**Travail à faire**
- a) Réécrivez plus brièvement le paragraphe de l'article sur le refus d'obtempérer qui commence par « TIRER sur un automobiliste en fuite », en conservant ses faits principaux.
- b) Reprenez l'article sur le refus d'obtempérer à la suite de sa dernière phrase.

---------- Extrait du document

Sur le refus d’obtempérer

Des policiers protestent contre la démission d’un des leurs, Éric Arella.
(Photo AFP)

Depuis le début de l’année, onze personnes, qui se trouvaient dans des véhicules dont le conducteur a refusé de se soumettre à un contrôle de police, ont été tuées par des tirs des forces de l’ordre. Il est temps de clarifier les conditions dans lesquelles les policiers et gendarmes peuvent se servir de leur arme.

TIRER sur un automobiliste en fuite est très dangereux, à cause du risque de balle perdue et de la précipitation du chauffard, sans compter qu’un fuyard peut aussi être innocent. Ne jamais utiliser son arme, c’est donner une prime aux malandrins qui n’hésiteront pas à s’enfuir sans demander leur reste. L’usage par un policier de son arme est codifié. Quelles que soient les circonstances du tir, il fait l’objet d’une enquête. On serait donc tenté de croire que le statu quo en la matière est le meilleure des solutions.

Un crime à cacher.

Cependant, la recrudescence du nombre de cas indique que les tirs n’ont aucun effet dissuasif, comme si les conducteurs qui s’enfuient avaient forcément  un crime ou un délit à cacher. Or mourir aux mains de la police n’est pas une hypothèse acceptable. Jean-Luc Mélenchon a déclaré il y a quelques semaines que « la police tue », c’est un raccourci démagogique, anti-ordre, et généralisateur, qui ne lui a pas valu que des compliments. Pourtant, pour être certain que la police ne tue pas, il faudrait être sûr que chacun des tirs déclenchés par le refus d’obtempérer était justifié.

--------------------
---------- Entrées fournies

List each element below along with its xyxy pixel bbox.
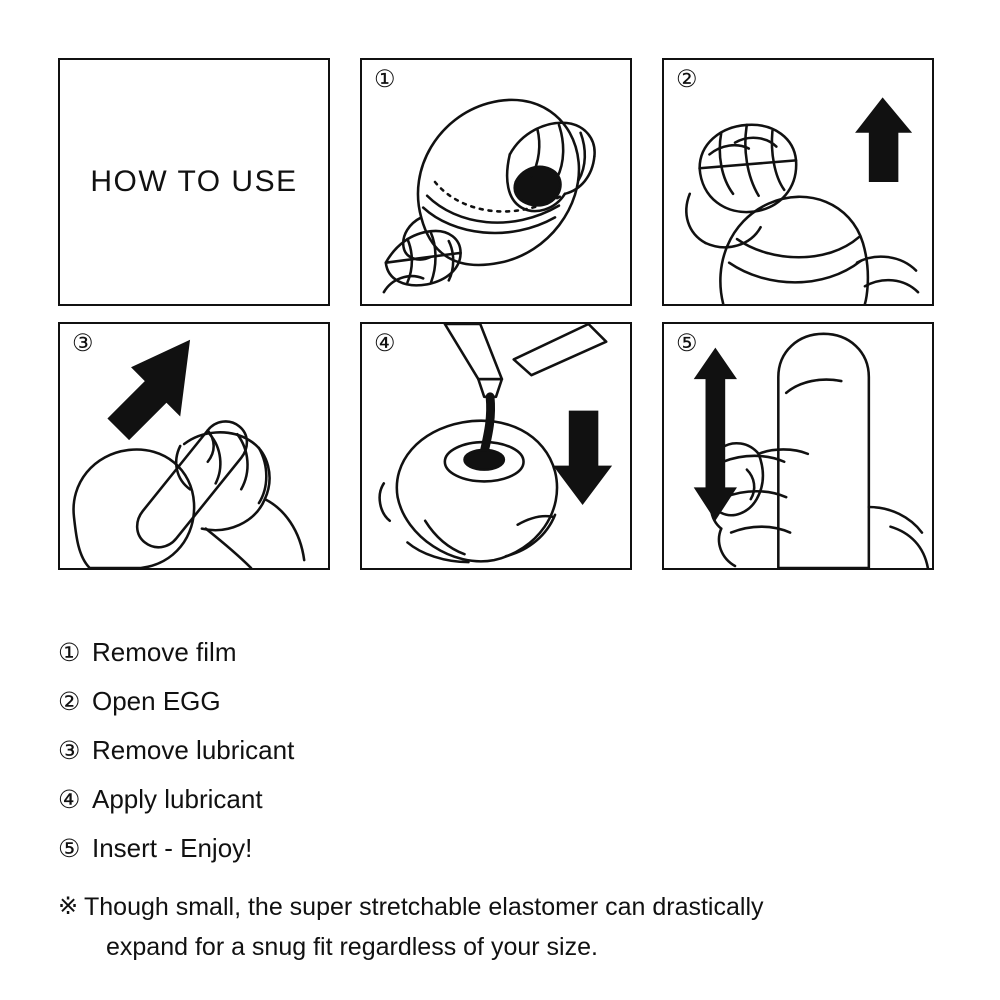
panel-remove-lubricant (58, 322, 330, 570)
illustration-remove-film (362, 60, 630, 304)
footnote (58, 887, 958, 967)
illustration-remove-lubricant (60, 324, 328, 568)
panel-remove-film (360, 58, 632, 306)
panel-step-number: ⑤ (676, 330, 698, 357)
panel-insert-enjoy (662, 322, 934, 570)
list-item (58, 824, 958, 873)
footnote-line-1: Though small, the super stretchable elastomer can drastically (84, 893, 764, 921)
illustration-apply-lubricant (362, 324, 630, 568)
footnote-line-2: expand for a snug fit regardless of your size. (106, 933, 598, 961)
step-marker: ③ (58, 737, 81, 765)
panel-grid (58, 58, 942, 586)
panel-open-egg (662, 58, 934, 306)
illustration-insert-enjoy (664, 324, 932, 568)
step-label: Open EGG (92, 686, 221, 716)
instruction-list (58, 628, 958, 967)
list-item (58, 677, 958, 726)
step-label: Insert - Enjoy! (92, 833, 253, 863)
list-item (58, 726, 958, 775)
step-label: Remove lubricant (92, 735, 295, 765)
panel-step-number: ① (374, 66, 396, 93)
footnote-mark: ※ (58, 893, 79, 920)
panel-step-number: ③ (72, 330, 94, 357)
step-label: Remove film (92, 637, 237, 667)
panel-apply-lubricant (360, 322, 632, 570)
panel-step-number: ② (676, 66, 698, 93)
step-marker: ① (58, 639, 81, 667)
step-label: Apply lubricant (92, 784, 263, 814)
page-title: HOW TO USE (90, 165, 298, 198)
step-marker: ④ (58, 786, 81, 814)
list-item (58, 628, 958, 677)
step-marker: ⑤ (58, 835, 81, 863)
footnote-text (84, 887, 958, 967)
panel-row-1 (58, 58, 942, 306)
panel-step-number: ④ (374, 330, 396, 357)
illustration-open-egg (664, 60, 932, 304)
step-marker: ② (58, 688, 81, 716)
list-item (58, 775, 958, 824)
title-panel (58, 58, 330, 306)
panel-row-2 (58, 322, 942, 570)
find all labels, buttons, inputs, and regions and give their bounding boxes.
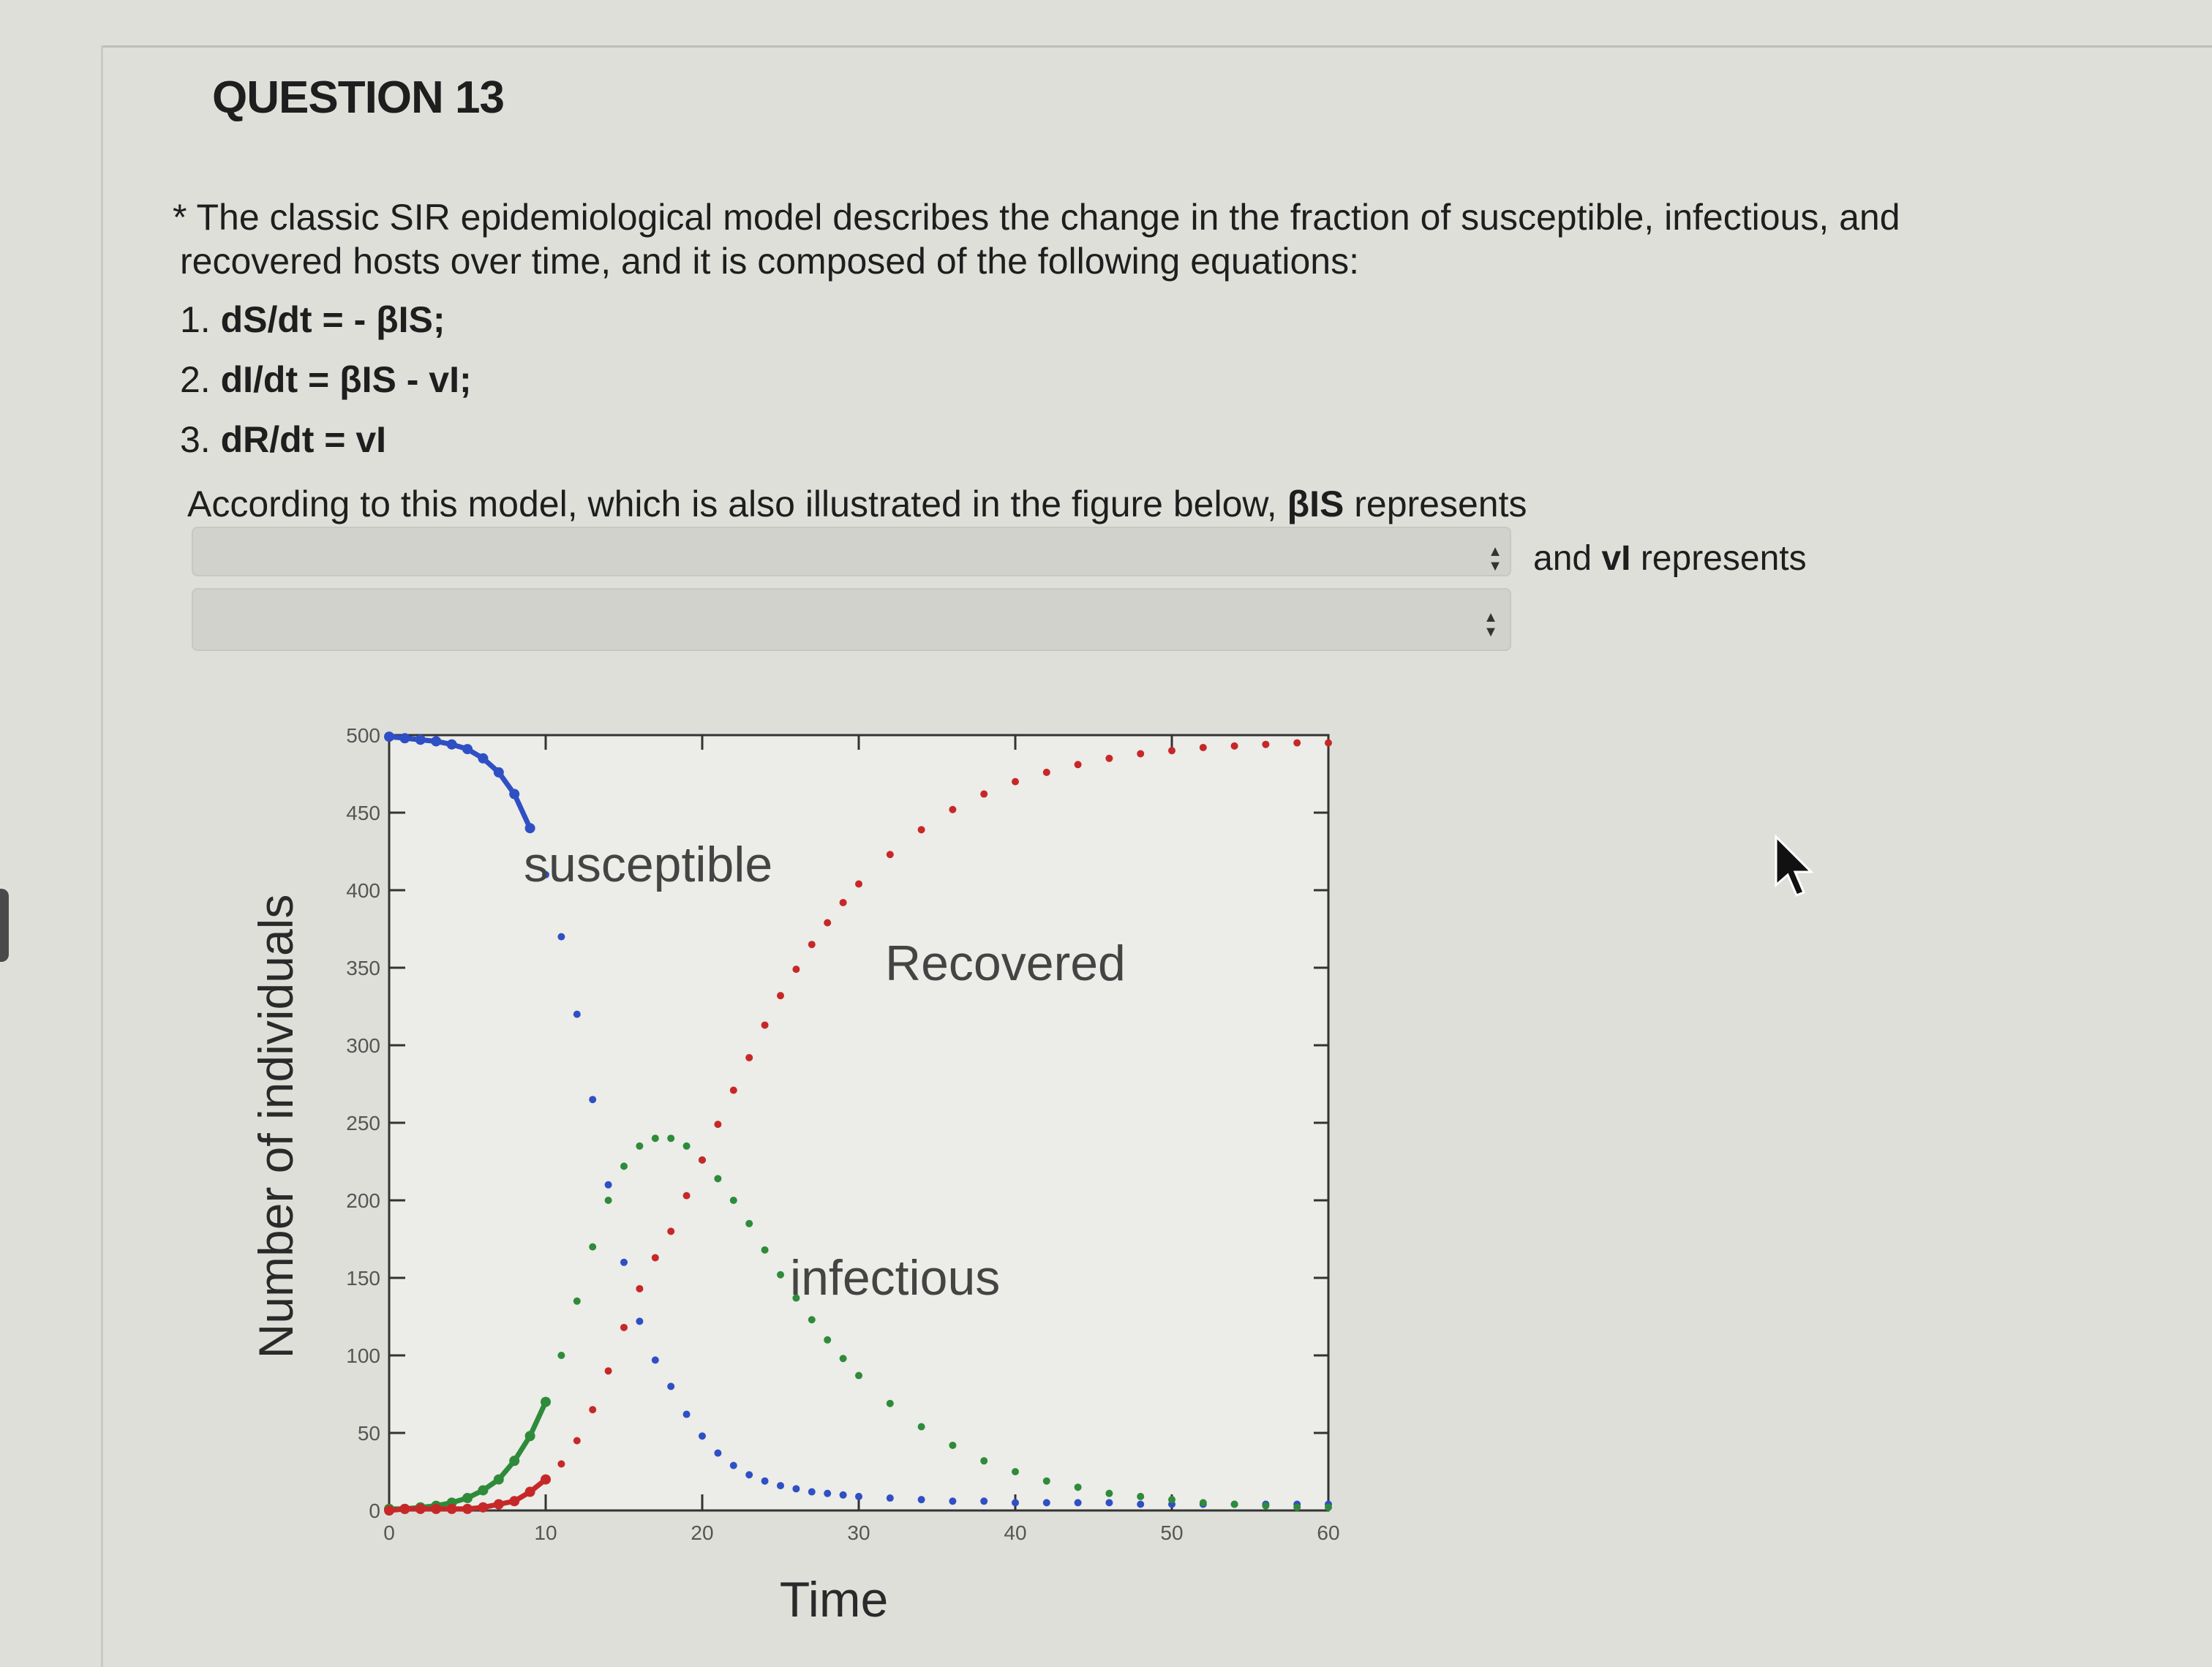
recovered-point xyxy=(840,899,847,906)
infectious-point xyxy=(980,1457,988,1464)
susceptible-point xyxy=(840,1491,847,1499)
susceptible-point xyxy=(730,1462,737,1470)
x-tick-label: 0 xyxy=(383,1521,395,1544)
recovered-point xyxy=(667,1227,674,1235)
recovered-point xyxy=(557,1460,565,1467)
recovered-point xyxy=(855,881,862,888)
infectious-point xyxy=(636,1143,643,1150)
infectious-point xyxy=(1075,1483,1082,1491)
recovered-point xyxy=(1075,761,1082,768)
infectious-point xyxy=(1293,1504,1301,1511)
y-tick-label: 500 xyxy=(346,724,380,747)
annotation-recovered: Recovered xyxy=(885,936,1126,991)
recovered-point xyxy=(714,1121,721,1128)
susceptible-point xyxy=(652,1356,659,1363)
susceptible-point xyxy=(918,1496,925,1503)
susceptible-point xyxy=(573,1011,581,1018)
recovered-point xyxy=(808,941,816,948)
recovered-point xyxy=(980,791,988,798)
recovered-point xyxy=(1293,740,1301,747)
infectious-point xyxy=(667,1134,674,1142)
recovered-point xyxy=(949,806,956,813)
recovered-point xyxy=(745,1054,753,1061)
susceptible-point xyxy=(605,1181,612,1189)
infectious-point xyxy=(777,1271,784,1279)
x-tick-label: 20 xyxy=(691,1521,714,1544)
infectious-point xyxy=(605,1197,612,1204)
infectious-point xyxy=(1105,1490,1113,1497)
infectious-point xyxy=(824,1336,831,1344)
recovered-point xyxy=(1231,742,1238,750)
question-title: QUESTION 13 xyxy=(212,72,504,123)
recovered-point xyxy=(1105,755,1113,762)
susceptible-point xyxy=(714,1450,721,1457)
mouse-pointer-icon xyxy=(1770,834,1821,900)
question-intro-line2: recovered hosts over time, and it is composed of the following equations: xyxy=(180,241,1359,282)
infectious-point xyxy=(730,1197,737,1204)
recovered-point xyxy=(1137,750,1144,757)
x-tick-label: 40 xyxy=(1004,1521,1027,1544)
y-tick-label: 100 xyxy=(346,1344,380,1367)
recovered-point xyxy=(792,966,800,973)
infectious-point xyxy=(1231,1501,1238,1508)
up-down-arrows-icon[interactable]: ▲ ▼ xyxy=(1488,543,1502,574)
recovered-point xyxy=(652,1254,659,1261)
susceptible-point xyxy=(824,1490,831,1497)
required-mark: * xyxy=(173,197,187,238)
question-intro-line1: * The classic SIR epidemiological model describes the change in the fraction of susceptible, infectious, and xyxy=(173,197,1900,238)
y-tick-label: 250 xyxy=(346,1112,380,1134)
recovered-point xyxy=(589,1406,596,1413)
x-tick-label: 30 xyxy=(847,1521,870,1544)
infectious-point xyxy=(1043,1478,1050,1485)
y-tick-label: 300 xyxy=(346,1034,380,1057)
susceptible-point xyxy=(792,1485,800,1492)
infectious-point xyxy=(683,1143,691,1150)
infectious-point xyxy=(573,1298,581,1305)
infectious-point xyxy=(1137,1493,1144,1500)
question-prompt: According to this model, which is also illustrated in the figure below, βIS represents xyxy=(187,483,1527,524)
recovered-point xyxy=(1168,747,1175,754)
second-prompt: and vI represents xyxy=(1533,539,1807,578)
infectious-point xyxy=(620,1162,628,1170)
infectious-point xyxy=(808,1316,816,1323)
infectious-point xyxy=(918,1423,925,1431)
susceptible-point xyxy=(855,1493,862,1500)
recovered-point xyxy=(573,1437,581,1445)
susceptible-point xyxy=(636,1317,643,1325)
susceptible-point xyxy=(887,1494,894,1502)
susceptible-point xyxy=(589,1096,596,1103)
susceptible-point xyxy=(1137,1501,1144,1508)
infectious-point xyxy=(1262,1502,1269,1510)
y-axis-label: Number of individuals xyxy=(249,894,303,1359)
infectious-point xyxy=(949,1442,956,1449)
infectious-point xyxy=(1325,1504,1332,1511)
infectious-point xyxy=(1012,1468,1019,1475)
susceptible-point xyxy=(1105,1499,1113,1506)
recovered-point xyxy=(636,1285,643,1292)
recovered-point xyxy=(620,1324,628,1331)
y-tick-label: 50 xyxy=(357,1422,380,1445)
susceptible-point xyxy=(667,1382,674,1390)
recovered-point xyxy=(699,1156,706,1164)
y-tick-label: 400 xyxy=(346,879,380,902)
recovered-point xyxy=(1012,778,1019,786)
up-down-arrows-icon[interactable]: ▲ ▼ xyxy=(1483,609,1498,640)
susceptible-point xyxy=(1012,1499,1019,1506)
infectious-point xyxy=(714,1175,721,1182)
recovered-point xyxy=(605,1367,612,1374)
x-tick-label: 10 xyxy=(534,1521,557,1544)
recovered-point xyxy=(824,919,831,927)
x-axis-label: Time xyxy=(779,1572,889,1628)
recovered-point xyxy=(777,992,784,999)
y-tick-label: 150 xyxy=(346,1267,380,1290)
annotation-susceptible: susceptible xyxy=(524,837,773,892)
susceptible-point xyxy=(699,1432,706,1440)
recovered-point xyxy=(887,851,894,858)
susceptible-point xyxy=(1043,1499,1050,1506)
infectious-point xyxy=(589,1243,596,1251)
susceptible-point xyxy=(620,1259,628,1266)
recovered-point xyxy=(730,1086,737,1094)
infectious-point xyxy=(1200,1499,1207,1506)
recovered-point xyxy=(761,1021,769,1028)
equation-3: 3. dR/dt = vI xyxy=(180,419,387,460)
equation-1: 1. dS/dt = - βIS; xyxy=(180,299,445,340)
recovered-point xyxy=(1043,769,1050,776)
x-tick-label: 60 xyxy=(1317,1521,1340,1544)
recovered-point xyxy=(1325,740,1332,747)
susceptible-point xyxy=(980,1497,988,1505)
infectious-point xyxy=(745,1220,753,1227)
susceptible-point xyxy=(949,1497,956,1505)
susceptible-point xyxy=(745,1471,753,1478)
recovered-point xyxy=(918,826,925,833)
infectious-point xyxy=(855,1372,862,1380)
infectious-point xyxy=(1168,1496,1175,1503)
susceptible-point xyxy=(683,1411,691,1418)
x-tick-label: 50 xyxy=(1160,1521,1184,1544)
susceptible-point xyxy=(808,1489,816,1496)
susceptible-point xyxy=(777,1482,784,1489)
infectious-point xyxy=(557,1352,565,1359)
recovered-point xyxy=(1262,741,1269,748)
susceptible-point xyxy=(761,1478,769,1485)
y-tick-label: 0 xyxy=(369,1499,380,1522)
infectious-point xyxy=(761,1246,769,1254)
equation-2: 2. dI/dt = βIS - vI; xyxy=(180,359,472,400)
infectious-point xyxy=(887,1400,894,1407)
recovered-point xyxy=(683,1192,691,1200)
infectious-point xyxy=(840,1355,847,1362)
y-tick-label: 200 xyxy=(346,1189,380,1212)
susceptible-point xyxy=(1075,1499,1082,1506)
y-tick-label: 450 xyxy=(346,802,380,824)
recovered-point xyxy=(1200,744,1207,751)
infectious-point xyxy=(652,1134,659,1142)
y-tick-label: 350 xyxy=(346,957,380,979)
annotation-infectious: infectious xyxy=(790,1250,1001,1306)
susceptible-point xyxy=(557,933,565,941)
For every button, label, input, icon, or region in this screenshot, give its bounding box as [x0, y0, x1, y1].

--------------------

**Réponses**
- a) Tirer sur un automobiliste en fuite est très dangereux. Une balle peut se perdre, le chauffard agit dans la précipitation et le fuyard peut être innocent. Renoncer à toute arme récompenserait pourtant les malandrins prêts à s'enfuir. L'usage de l'arme par un policier est codifié, et chaque tir fait l'objet d'une enquête. On pourrait donc croire que le statu quo est la meilleure solution.

- b)
Peine de mort.

Au moment où l’exécutif nous annonce une réforme de la police judiciaire qui est très mal accueillie par les principaux intéressés, il serait logique de dédier un pan du projet au refus d’obtempérer et à ses conséquences. Comme toujours, les forces de l’ordre sont prises en étau entre le souci de sécurité et le droit des délinquants à survivre. On ne peut pas appliquer une peine de mort abolie depuis quarante ans surtout quand elle se dispense de débat contradictoire, d’enquête et de magistrats. Les conditions dans lesquelles le tir est autorisé réclament une maîtrise des nerfs, une précision dans le tir, un calcul fulgurant de la distance, de la vitesse de la cible que tous les policiers ou gendarmes n’ont pas.

Légitime défense.

On ne saurait leur en faire le reproche. On estime avoir réglé le problème avec la police des polices dont l’enquête dit s’ils ont respecté les instructions de tir ou non. Il s’agit néanmoins de savoir si les enquêteurs ont reconstitué l’épisode et s’ils ont calculé la vitese d’un réflexe qui est tout de même celui de la légitime défense. Une voiture fonce sur vous, par exemple, vous faites en sorte de l’arrêter. Dans le cas le plus récent, les enquêteurs n’ont pas barguigné, ils ont déjà envoyé le policier devant un juge.

Une contradiction.

C’est une injustice extrême d’accorder à un membres des forces de l’ordre le droit de tirer sur un délinquant et de le lui retirer quand il l’a abattu, même si le déroulement des faits commandait au policier de ne pas faire usage de son arme. Un juge est censé se mettre aussi à la place du tireur et vérifier qu’il n’aurait pas lui-même cédé au réflexe de l’agent poursuivi. Dans la codification actuelle du refus d’obtempérer, il y a une contradiction majeure qui place les forces de l’ordre dans une situation déséquilibrée. Pour le moment, le projet de réforme n’a réussi qu’à compliquer les relations de la police avec l’État.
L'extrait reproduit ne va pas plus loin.